- [Task prompt] Output the material word for word. Leave each picture out.

- [The input]
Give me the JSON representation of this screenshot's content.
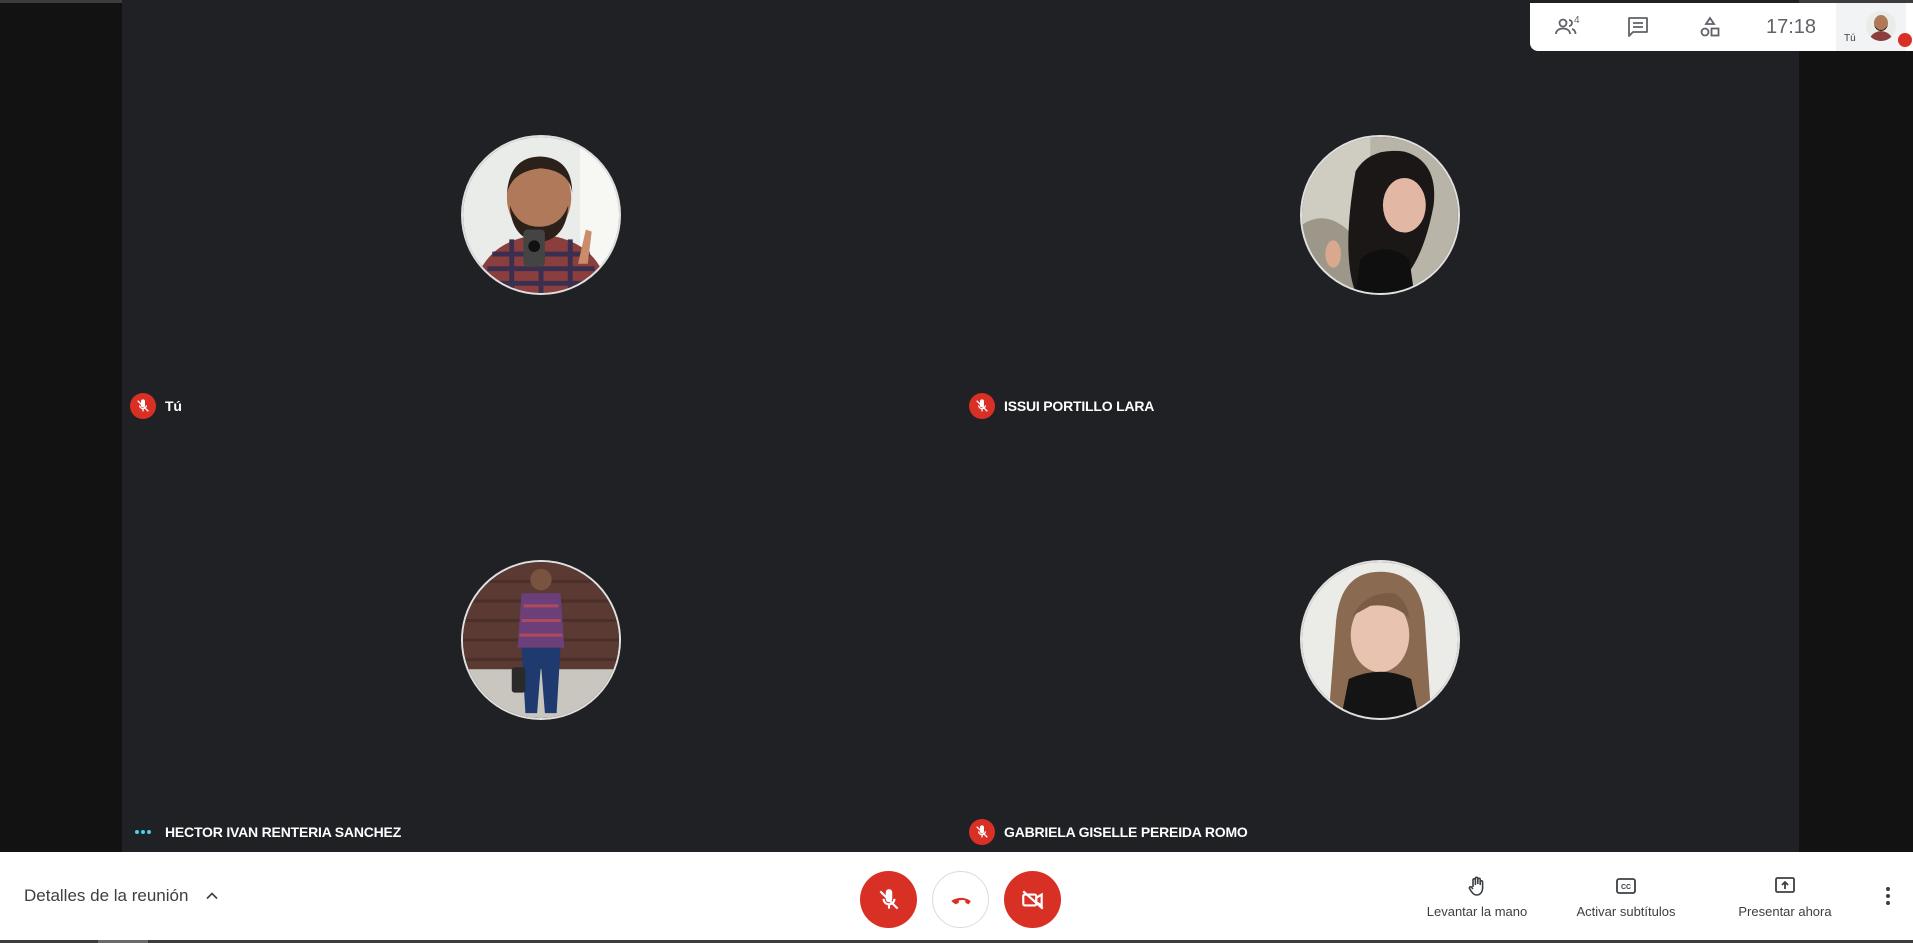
{
  "topbar": {
    "participants_count": "4",
    "clock": "17:18",
    "self_label": "Tú",
    "icons": [
      "people-icon",
      "chat-icon",
      "activities-icon"
    ]
  },
  "participants": [
    {
      "name": "Tú",
      "mic": "muted"
    },
    {
      "name": "ISSUI PORTILLO LARA",
      "mic": "muted"
    },
    {
      "name": "HECTOR IVAN RENTERIA SANCHEZ",
      "mic": "speaking"
    },
    {
      "name": "GABRIELA GISELLE PEREIDA ROMO",
      "mic": "muted"
    }
  ],
  "bottombar": {
    "details_label": "Detalles de la reunión",
    "raise_hand_label": "Levantar la mano",
    "captions_label": "Activar subtítulos",
    "present_label": "Presentar ahora"
  },
  "colors": {
    "stage": "#202124",
    "danger": "#d93025",
    "speaking": "#4ecde6"
  }
}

- [Exercise solution]
Give me the JSON representation of this screenshot's content.
{
  "topbar": {
    "participants_count": "4",
    "clock": "17:18",
    "self_label": "Tú",
    "icons": [
      "people-icon",
      "chat-icon",
      "activities-icon"
    ]
  },
  "participants": [
    {
      "name": "Tú",
      "mic": "muted"
    },
    {
      "name": "ISSUI PORTILLO LARA",
      "mic": "muted"
    },
    {
      "name": "HECTOR IVAN RENTERIA SANCHEZ",
      "mic": "speaking"
    },
    {
      "name": "GABRIELA GISELLE PEREIDA ROMO",
      "mic": "muted"
    }
  ],
  "bottombar": {
    "details_label": "Detalles de la reunión",
    "raise_hand_label": "Levantar la mano",
    "captions_label": "Activar subtítulos",
    "present_label": "Presentar ahora"
  },
  "colors": {
    "stage": "#202124",
    "danger": "#d93025",
    "speaking": "#4ecde6"
  }
}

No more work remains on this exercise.